Records of document pages:
——————————

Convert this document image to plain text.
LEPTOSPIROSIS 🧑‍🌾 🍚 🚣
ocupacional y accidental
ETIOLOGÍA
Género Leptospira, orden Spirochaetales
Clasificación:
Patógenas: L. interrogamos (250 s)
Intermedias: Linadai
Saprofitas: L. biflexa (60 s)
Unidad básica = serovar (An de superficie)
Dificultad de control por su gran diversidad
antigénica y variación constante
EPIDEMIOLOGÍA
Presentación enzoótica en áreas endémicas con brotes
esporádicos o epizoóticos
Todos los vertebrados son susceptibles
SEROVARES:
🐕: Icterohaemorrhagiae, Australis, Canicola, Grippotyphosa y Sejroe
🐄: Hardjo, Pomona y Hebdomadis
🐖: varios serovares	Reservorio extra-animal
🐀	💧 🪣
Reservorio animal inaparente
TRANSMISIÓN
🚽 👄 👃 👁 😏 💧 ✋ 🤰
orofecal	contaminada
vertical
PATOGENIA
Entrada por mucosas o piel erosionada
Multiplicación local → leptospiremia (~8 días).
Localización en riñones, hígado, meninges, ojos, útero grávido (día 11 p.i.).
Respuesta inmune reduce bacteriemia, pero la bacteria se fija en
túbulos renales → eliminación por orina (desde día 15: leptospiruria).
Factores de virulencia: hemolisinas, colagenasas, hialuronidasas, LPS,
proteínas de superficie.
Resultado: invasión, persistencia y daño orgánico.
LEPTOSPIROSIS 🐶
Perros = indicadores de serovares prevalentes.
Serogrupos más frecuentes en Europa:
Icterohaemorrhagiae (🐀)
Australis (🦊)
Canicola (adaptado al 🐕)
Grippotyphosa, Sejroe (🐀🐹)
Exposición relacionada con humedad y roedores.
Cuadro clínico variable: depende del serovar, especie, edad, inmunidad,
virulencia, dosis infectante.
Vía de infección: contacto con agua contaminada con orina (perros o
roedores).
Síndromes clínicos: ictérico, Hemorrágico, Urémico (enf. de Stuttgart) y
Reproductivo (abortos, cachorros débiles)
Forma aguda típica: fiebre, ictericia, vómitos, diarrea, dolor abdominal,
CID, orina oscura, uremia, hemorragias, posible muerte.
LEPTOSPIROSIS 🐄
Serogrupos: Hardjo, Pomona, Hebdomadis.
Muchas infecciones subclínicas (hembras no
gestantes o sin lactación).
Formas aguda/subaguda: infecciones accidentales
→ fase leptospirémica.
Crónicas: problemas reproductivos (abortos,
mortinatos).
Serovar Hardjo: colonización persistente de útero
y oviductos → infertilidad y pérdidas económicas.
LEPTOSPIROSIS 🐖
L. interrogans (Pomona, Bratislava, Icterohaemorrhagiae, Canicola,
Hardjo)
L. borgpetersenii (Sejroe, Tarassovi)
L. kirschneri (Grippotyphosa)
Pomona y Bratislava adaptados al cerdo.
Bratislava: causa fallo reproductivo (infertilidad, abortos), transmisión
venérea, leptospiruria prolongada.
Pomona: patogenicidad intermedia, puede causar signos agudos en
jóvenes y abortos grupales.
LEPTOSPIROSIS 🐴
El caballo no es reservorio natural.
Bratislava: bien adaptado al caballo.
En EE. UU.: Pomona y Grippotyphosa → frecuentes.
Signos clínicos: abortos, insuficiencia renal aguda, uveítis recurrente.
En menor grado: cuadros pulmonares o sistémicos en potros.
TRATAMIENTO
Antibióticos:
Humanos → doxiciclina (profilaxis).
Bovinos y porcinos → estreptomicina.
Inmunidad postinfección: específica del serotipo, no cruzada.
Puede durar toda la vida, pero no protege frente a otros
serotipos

——————————

• REQUIREMENT
With "aguda" as the search word, count the matching lines in the records and give the number alone.

• RESULT FOR THIS EXERCISE
3